(Collected data)
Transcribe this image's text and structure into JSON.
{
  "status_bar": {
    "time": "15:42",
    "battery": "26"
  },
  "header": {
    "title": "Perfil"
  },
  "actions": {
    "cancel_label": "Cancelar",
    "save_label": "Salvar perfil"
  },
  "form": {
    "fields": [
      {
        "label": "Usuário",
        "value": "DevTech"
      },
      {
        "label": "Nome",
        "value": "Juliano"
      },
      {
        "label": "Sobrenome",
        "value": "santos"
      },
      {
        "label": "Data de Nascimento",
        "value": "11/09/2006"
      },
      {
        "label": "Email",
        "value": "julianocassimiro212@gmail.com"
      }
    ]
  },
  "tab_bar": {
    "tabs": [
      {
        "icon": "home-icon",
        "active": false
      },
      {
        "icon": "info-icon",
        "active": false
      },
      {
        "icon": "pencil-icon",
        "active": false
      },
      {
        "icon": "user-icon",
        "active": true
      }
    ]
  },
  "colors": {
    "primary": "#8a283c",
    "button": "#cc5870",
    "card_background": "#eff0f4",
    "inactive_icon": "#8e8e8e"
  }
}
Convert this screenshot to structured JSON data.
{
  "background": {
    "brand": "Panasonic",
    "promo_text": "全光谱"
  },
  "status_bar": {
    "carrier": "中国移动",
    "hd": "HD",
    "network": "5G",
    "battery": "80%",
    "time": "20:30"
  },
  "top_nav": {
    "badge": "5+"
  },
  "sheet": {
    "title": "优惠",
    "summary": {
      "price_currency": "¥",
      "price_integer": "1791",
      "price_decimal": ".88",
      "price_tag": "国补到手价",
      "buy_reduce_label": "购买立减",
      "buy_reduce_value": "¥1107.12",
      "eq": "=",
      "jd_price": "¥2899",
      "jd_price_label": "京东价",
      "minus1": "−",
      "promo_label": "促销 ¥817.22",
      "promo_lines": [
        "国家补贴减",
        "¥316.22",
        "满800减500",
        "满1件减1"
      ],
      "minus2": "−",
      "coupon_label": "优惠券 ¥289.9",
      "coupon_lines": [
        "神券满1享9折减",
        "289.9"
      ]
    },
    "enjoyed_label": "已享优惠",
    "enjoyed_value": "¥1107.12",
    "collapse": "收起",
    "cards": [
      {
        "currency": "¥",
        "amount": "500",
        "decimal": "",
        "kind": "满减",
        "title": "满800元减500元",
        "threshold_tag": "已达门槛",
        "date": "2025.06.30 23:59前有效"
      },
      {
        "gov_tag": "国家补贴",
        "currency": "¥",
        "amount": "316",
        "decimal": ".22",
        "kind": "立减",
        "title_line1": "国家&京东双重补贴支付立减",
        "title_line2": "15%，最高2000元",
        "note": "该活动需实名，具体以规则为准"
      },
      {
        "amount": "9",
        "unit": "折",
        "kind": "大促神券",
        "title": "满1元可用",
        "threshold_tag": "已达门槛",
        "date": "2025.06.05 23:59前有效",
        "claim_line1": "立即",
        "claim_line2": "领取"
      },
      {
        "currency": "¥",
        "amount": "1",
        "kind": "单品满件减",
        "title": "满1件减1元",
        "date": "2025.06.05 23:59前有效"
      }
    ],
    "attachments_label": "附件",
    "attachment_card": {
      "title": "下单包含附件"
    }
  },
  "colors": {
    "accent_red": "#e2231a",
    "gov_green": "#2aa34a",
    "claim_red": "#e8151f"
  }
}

GIVEN TASK ::
Transcribe all the entries, keeping each one exactly as it is.

CORRECT OUTPUT ::
Transcribe this image's text and structure into JSON.
{
  "status_bar": {
    "time": "15:42",
    "battery": "26"
  },
  "header": {
    "title": "Perfil"
  },
  "actions": {
    "cancel_label": "Cancelar",
    "save_label": "Salvar perfil"
  },
  "form": {
    "fields": [
      {
        "label": "Usuário",
        "value": "DevTech"
      },
      {
        "label": "Nome",
        "value": "Juliano"
      },
      {
        "label": "Sobrenome",
        "value": "santos"
      },
      {
        "label": "Data de Nascimento",
        "value": "11/09/2006"
      },
      {
        "label": "Email",
        "value": "julianocassimiro212@gmail.com"
      }
    ]
  },
  "tab_bar": {
    "tabs": [
      {
        "icon": "home-icon",
        "active": false
      },
      {
        "icon": "info-icon",
        "active": false
      },
      {
        "icon": "pencil-icon",
        "active": false
      },
      {
        "icon": "user-icon",
        "active": true
      }
    ]
  },
  "colors": {
    "primary": "#8a283c",
    "button": "#cc5870",
    "card_background": "#eff0f4",
    "inactive_icon": "#8e8e8e"
  }
}
Convert this screenshot to structured JSON data.
{
  "background": {
    "brand": "Panasonic",
    "promo_text": "全光谱"
  },
  "status_bar": {
    "carrier": "中国移动",
    "hd": "HD",
    "network": "5G",
    "battery": "80%",
    "time": "20:30"
  },
  "top_nav": {
    "badge": "5+"
  },
  "sheet": {
    "title": "优惠",
    "summary": {
      "price_currency": "¥",
      "price_integer": "1791",
      "price_decimal": ".88",
      "price_tag": "国补到手价",
      "buy_reduce_label": "购买立减",
      "buy_reduce_value": "¥1107.12",
      "eq": "=",
      "jd_price": "¥2899",
      "jd_price_label": "京东价",
      "minus1": "−",
      "promo_label": "促销 ¥817.22",
      "promo_lines": [
        "国家补贴减",
        "¥316.22",
        "满800减500",
        "满1件减1"
      ],
      "minus2": "−",
      "coupon_label": "优惠券 ¥289.9",
      "coupon_lines": [
        "神券满1享9折减",
        "289.9"
      ]
    },
    "enjoyed_label": "已享优惠",
    "enjoyed_value": "¥1107.12",
    "collapse": "收起",
    "cards": [
      {
        "currency": "¥",
        "amount": "500",
        "decimal": "",
        "kind": "满减",
        "title": "满800元减500元",
        "threshold_tag": "已达门槛",
        "date": "2025.06.30 23:59前有效"
      },
      {
        "gov_tag": "国家补贴",
        "currency": "¥",
        "amount": "316",
        "decimal": ".22",
        "kind": "立减",
        "title_line1": "国家&京东双重补贴支付立减",
        "title_line2": "15%，最高2000元",
        "note": "该活动需实名，具体以规则为准"
      },
      {
        "amount": "9",
        "unit": "折",
        "kind": "大促神券",
        "title": "满1元可用",
        "threshold_tag": "已达门槛",
        "date": "2025.06.05 23:59前有效",
        "claim_line1": "立即",
        "claim_line2": "领取"
      },
      {
        "currency": "¥",
        "amount": "1",
        "kind": "单品满件减",
        "title": "满1件减1元",
        "date": "2025.06.05 23:59前有效"
      }
    ],
    "attachments_label": "附件",
    "attachment_card": {
      "title": "下单包含附件"
    }
  },
  "colors": {
    "accent_red": "#e2231a",
    "gov_green": "#2aa34a",
    "claim_red": "#e8151f"
  }
}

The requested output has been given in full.